- ACTIVITY -
Please copy every line with the string "štěpu" from the entries below.

- STORED DATA -
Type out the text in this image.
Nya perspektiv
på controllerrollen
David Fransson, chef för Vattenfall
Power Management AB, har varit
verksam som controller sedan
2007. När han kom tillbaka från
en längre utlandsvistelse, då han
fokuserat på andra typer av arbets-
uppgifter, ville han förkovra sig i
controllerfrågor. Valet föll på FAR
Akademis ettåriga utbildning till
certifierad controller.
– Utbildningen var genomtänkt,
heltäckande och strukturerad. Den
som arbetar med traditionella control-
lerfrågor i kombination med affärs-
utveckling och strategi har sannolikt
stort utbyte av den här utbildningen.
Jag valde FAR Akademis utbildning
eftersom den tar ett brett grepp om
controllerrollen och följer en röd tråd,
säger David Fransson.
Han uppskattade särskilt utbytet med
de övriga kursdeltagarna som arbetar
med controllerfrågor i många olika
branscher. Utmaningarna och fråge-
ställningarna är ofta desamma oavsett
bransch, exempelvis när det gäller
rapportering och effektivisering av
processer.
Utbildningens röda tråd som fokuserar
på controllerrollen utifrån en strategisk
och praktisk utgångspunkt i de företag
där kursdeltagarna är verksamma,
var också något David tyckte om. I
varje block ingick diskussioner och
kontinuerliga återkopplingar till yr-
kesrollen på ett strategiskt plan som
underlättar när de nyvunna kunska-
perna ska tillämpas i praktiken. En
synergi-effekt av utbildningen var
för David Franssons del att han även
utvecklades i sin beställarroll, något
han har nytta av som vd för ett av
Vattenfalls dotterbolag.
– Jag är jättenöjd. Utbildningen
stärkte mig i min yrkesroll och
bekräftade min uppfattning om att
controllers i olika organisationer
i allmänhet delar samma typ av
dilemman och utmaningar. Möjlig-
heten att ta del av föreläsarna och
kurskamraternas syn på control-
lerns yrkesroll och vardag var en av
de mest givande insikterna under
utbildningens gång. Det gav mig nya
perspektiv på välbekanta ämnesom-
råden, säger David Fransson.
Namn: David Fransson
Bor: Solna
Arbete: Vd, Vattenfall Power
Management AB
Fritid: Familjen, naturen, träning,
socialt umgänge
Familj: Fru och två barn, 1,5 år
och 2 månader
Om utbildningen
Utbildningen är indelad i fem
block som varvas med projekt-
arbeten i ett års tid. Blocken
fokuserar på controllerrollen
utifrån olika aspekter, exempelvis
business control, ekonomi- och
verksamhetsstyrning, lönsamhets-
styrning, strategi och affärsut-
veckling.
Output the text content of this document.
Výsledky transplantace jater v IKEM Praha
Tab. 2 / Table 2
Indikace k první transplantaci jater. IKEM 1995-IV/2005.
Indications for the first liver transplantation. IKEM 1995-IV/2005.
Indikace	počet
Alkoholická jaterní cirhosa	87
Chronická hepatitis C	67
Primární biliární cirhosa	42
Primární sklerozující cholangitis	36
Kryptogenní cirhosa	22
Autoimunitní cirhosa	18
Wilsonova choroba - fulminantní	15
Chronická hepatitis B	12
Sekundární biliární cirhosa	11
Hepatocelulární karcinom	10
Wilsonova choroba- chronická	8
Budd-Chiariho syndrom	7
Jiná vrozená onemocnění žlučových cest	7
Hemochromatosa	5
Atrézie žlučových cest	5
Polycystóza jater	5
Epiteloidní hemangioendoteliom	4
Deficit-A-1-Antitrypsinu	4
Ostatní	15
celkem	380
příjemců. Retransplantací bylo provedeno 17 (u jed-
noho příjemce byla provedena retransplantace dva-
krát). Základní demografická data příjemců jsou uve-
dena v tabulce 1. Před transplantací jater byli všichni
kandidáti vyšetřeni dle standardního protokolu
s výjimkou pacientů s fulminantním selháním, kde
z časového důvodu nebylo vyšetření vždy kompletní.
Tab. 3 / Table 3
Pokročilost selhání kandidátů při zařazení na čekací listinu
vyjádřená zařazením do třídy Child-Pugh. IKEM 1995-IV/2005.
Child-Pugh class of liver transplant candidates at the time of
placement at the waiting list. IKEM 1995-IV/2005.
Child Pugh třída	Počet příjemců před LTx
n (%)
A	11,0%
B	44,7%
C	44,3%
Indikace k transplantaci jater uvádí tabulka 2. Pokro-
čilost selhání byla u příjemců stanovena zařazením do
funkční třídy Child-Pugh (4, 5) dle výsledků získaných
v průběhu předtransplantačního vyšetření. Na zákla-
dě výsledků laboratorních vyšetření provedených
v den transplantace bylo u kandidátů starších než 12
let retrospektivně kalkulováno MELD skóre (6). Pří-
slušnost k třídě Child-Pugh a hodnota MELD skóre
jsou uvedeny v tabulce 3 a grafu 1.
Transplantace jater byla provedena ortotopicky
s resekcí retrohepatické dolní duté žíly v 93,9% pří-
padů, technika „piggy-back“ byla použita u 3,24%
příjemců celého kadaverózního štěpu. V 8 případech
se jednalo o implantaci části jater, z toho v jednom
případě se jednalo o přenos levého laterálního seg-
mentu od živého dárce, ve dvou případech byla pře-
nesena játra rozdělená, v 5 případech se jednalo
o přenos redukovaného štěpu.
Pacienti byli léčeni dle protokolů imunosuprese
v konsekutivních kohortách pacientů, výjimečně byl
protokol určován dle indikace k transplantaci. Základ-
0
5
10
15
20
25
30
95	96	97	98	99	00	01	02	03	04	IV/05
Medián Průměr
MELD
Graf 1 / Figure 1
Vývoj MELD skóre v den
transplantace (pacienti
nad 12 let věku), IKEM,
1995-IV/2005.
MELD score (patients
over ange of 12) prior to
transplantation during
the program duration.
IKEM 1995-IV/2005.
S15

- ANSWER TO THIS EXERCISE -
příjemců celého kadaverózního štěpu. V 8 případech
o přenos redukovaného štěpu.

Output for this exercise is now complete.